[Rows from a dataset]
------------------------------------------------

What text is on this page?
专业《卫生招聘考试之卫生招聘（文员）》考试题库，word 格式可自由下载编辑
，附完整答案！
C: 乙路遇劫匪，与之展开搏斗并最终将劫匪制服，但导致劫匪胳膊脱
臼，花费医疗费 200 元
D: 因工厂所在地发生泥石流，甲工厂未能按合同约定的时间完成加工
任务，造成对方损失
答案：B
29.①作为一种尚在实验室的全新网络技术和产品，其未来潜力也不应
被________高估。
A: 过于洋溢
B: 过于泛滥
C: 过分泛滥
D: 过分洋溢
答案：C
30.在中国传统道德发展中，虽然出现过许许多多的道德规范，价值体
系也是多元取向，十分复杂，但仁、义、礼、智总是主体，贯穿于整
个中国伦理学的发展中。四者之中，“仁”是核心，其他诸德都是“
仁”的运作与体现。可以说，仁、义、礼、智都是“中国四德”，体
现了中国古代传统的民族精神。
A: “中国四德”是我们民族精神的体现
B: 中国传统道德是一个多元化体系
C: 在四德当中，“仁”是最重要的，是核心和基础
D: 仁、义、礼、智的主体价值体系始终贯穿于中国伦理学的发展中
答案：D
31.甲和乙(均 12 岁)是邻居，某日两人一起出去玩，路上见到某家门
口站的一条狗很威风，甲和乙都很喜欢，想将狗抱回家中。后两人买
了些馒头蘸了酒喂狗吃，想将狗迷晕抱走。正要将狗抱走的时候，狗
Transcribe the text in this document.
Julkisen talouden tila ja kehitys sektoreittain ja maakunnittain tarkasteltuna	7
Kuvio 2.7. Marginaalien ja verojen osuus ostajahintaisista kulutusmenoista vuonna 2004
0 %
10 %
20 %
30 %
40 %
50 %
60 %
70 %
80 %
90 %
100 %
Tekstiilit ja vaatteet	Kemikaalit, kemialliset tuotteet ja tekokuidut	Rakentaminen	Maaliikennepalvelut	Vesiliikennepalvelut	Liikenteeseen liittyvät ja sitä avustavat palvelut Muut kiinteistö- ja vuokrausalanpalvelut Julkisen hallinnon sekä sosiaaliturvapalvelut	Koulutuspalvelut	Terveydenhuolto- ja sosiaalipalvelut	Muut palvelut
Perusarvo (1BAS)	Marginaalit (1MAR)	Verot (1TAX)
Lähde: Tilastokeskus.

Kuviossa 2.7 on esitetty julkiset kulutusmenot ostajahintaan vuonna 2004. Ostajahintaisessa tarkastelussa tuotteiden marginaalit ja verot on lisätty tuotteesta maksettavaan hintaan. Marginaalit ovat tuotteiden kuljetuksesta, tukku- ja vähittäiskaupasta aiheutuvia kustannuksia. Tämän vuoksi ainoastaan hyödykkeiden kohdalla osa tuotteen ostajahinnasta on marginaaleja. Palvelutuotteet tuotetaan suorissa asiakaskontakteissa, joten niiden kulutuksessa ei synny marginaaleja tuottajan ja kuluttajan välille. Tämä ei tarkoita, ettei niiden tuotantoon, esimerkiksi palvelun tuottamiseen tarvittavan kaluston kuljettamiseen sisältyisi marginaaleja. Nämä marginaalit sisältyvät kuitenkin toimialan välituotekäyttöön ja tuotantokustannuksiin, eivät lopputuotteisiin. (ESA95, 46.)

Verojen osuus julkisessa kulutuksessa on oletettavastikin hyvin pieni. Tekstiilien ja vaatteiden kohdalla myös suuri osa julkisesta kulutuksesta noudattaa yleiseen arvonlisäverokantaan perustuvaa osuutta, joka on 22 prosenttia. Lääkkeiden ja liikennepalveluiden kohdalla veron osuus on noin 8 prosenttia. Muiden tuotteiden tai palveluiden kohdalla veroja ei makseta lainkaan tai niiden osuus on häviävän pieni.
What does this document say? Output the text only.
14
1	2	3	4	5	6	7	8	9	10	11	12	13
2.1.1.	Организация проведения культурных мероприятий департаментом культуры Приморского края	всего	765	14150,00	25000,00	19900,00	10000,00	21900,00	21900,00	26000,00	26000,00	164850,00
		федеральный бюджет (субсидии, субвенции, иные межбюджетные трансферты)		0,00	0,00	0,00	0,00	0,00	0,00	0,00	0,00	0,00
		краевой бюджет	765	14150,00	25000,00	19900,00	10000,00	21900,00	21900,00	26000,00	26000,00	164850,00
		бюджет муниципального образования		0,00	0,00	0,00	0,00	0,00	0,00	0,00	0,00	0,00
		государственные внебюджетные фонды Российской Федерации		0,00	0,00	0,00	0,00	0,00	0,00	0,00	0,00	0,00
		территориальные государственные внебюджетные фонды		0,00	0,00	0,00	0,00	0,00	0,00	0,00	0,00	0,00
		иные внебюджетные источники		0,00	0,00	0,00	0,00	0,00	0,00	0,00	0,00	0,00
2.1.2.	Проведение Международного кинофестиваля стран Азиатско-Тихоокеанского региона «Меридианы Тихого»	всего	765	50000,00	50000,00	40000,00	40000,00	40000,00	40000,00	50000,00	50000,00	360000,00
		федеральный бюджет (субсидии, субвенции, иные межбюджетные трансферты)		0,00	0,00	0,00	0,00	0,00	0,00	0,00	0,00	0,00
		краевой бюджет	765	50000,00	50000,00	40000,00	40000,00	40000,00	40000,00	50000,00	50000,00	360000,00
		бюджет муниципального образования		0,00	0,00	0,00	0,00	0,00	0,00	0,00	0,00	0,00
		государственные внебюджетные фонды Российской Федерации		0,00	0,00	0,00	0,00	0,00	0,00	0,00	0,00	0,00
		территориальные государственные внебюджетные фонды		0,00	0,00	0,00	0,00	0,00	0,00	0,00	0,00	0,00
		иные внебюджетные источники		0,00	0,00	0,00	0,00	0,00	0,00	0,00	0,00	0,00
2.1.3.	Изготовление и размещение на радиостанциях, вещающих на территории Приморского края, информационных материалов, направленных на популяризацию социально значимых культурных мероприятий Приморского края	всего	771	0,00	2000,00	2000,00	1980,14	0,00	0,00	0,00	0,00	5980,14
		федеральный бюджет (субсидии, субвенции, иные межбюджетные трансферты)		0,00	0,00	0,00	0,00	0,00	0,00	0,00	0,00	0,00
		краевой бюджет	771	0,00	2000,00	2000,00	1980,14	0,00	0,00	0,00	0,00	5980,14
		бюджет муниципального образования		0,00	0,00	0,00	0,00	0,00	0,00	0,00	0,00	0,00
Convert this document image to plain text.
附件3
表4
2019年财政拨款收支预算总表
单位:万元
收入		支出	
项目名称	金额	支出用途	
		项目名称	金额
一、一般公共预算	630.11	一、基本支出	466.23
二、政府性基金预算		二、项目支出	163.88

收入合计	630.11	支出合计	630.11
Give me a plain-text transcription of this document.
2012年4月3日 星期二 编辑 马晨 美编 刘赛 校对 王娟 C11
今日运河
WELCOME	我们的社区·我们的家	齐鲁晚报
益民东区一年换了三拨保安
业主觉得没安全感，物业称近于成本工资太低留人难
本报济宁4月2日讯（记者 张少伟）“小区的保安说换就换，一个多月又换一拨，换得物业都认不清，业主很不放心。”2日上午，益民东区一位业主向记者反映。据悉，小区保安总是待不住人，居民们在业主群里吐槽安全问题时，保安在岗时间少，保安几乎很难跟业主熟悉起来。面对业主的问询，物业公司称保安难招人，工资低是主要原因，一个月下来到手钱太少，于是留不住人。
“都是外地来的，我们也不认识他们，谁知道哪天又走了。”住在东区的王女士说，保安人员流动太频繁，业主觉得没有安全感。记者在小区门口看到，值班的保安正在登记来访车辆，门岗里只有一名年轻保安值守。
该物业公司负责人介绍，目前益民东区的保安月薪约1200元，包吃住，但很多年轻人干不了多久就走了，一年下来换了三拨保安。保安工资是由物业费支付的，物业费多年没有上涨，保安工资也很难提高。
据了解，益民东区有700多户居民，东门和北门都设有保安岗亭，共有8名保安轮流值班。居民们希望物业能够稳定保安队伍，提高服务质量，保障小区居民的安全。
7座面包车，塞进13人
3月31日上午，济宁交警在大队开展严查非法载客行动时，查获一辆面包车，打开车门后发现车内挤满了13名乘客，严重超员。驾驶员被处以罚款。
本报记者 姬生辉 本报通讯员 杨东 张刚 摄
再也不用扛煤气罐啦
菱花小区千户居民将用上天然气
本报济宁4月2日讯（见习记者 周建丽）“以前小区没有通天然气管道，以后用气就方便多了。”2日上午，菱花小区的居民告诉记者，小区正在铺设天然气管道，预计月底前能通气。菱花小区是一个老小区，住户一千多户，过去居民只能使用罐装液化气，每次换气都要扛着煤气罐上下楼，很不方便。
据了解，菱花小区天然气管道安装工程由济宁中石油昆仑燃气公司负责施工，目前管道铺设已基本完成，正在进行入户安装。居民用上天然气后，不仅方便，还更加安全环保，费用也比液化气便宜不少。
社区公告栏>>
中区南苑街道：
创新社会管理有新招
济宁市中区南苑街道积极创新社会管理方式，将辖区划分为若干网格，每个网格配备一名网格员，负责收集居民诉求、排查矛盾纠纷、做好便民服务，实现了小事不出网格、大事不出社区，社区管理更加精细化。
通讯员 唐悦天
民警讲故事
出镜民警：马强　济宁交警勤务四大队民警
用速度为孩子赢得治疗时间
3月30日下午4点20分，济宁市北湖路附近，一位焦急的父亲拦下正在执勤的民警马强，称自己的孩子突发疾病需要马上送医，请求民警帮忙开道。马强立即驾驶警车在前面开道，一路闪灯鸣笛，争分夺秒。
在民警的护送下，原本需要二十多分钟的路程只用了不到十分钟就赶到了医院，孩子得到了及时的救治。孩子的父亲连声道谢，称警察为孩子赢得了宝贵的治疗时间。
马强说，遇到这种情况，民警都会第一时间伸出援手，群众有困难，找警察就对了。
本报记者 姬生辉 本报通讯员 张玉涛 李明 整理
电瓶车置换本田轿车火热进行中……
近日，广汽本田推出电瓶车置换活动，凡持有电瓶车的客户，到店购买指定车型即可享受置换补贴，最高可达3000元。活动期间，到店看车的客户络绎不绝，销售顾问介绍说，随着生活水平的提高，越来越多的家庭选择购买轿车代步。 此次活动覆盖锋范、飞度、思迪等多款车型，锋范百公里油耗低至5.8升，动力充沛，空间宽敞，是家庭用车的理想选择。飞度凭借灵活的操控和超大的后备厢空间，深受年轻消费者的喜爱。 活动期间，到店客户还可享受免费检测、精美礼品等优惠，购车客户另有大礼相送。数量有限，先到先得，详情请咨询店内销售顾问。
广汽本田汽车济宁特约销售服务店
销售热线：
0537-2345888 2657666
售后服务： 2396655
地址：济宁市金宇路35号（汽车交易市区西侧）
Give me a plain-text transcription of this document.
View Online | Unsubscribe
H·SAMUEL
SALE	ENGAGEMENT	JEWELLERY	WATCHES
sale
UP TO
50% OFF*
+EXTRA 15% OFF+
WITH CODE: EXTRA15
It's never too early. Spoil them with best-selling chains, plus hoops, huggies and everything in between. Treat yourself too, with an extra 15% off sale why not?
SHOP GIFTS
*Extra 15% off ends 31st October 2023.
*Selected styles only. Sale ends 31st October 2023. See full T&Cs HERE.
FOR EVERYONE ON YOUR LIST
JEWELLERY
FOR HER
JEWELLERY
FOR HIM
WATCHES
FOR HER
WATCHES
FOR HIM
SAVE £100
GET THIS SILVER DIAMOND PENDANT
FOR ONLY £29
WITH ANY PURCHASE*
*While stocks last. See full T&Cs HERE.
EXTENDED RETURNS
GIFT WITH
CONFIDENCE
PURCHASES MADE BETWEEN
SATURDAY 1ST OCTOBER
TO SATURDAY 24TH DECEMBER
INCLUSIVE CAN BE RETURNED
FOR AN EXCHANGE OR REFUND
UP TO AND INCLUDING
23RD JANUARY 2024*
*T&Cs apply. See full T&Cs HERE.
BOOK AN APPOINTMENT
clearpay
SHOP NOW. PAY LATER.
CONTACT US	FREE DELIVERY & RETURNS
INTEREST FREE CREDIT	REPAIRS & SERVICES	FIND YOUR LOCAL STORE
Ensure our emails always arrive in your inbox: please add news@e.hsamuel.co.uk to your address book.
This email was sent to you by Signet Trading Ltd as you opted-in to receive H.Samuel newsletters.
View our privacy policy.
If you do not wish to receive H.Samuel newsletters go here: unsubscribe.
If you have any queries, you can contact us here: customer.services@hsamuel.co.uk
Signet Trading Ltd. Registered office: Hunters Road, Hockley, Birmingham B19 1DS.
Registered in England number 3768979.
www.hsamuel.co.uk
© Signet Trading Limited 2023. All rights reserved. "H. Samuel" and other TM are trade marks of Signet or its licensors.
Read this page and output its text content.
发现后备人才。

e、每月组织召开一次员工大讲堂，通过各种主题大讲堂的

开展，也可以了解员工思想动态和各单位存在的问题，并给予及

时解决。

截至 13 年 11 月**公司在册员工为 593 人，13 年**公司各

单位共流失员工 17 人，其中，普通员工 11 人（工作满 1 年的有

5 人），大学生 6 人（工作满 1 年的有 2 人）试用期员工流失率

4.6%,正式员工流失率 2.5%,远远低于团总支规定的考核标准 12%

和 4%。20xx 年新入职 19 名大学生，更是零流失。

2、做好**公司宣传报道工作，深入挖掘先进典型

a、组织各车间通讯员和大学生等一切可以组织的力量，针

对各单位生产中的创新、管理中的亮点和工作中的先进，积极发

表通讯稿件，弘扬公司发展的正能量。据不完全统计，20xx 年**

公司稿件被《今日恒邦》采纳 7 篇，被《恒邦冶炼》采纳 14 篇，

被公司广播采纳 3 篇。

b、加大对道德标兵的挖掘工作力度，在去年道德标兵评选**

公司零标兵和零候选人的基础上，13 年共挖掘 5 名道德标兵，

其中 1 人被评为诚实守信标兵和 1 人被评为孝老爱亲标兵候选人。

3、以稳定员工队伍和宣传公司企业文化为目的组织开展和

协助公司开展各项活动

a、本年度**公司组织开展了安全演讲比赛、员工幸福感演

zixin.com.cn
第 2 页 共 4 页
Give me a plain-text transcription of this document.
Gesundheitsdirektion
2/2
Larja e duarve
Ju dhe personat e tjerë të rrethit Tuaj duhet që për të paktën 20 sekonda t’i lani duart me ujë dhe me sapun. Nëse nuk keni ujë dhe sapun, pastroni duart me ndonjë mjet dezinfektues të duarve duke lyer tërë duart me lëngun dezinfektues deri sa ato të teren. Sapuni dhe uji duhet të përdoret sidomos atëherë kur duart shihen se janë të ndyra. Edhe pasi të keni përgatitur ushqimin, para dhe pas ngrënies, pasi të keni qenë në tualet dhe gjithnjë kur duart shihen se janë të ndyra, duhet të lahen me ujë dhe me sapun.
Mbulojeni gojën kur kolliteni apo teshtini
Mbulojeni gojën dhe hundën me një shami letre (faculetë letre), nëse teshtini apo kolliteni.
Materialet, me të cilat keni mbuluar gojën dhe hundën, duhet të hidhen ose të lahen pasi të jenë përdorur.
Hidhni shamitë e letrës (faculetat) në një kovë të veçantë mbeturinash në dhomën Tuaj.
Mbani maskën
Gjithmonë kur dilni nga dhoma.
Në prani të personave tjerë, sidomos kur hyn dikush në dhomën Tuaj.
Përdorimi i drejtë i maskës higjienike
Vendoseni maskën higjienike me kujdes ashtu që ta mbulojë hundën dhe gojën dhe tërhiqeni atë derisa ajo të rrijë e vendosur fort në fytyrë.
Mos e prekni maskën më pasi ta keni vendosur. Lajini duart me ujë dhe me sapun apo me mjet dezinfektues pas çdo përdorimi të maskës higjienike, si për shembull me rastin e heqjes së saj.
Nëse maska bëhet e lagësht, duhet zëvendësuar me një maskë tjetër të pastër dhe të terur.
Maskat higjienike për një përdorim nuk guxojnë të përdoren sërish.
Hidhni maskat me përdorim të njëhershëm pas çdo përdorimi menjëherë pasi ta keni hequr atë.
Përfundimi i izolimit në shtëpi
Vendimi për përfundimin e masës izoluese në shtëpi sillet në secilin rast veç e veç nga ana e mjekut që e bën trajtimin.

------------------------------------------------

OBJECTIVE: Examine the records and pull out every line where the string "краевой" occurs.

OUTPUT OF THE TASK:
		краевой бюджет	765	14150,00	25000,00	19900,00	10000,00	21900,00	21900,00	26000,00	26000,00	164850,00
		краевой бюджет	765	50000,00	50000,00	40000,00	40000,00	40000,00	40000,00	50000,00	50000,00	360000,00
		краевой бюджет	771	0,00	2000,00	2000,00	1980,14	0,00	0,00	0,00	0,00	5980,14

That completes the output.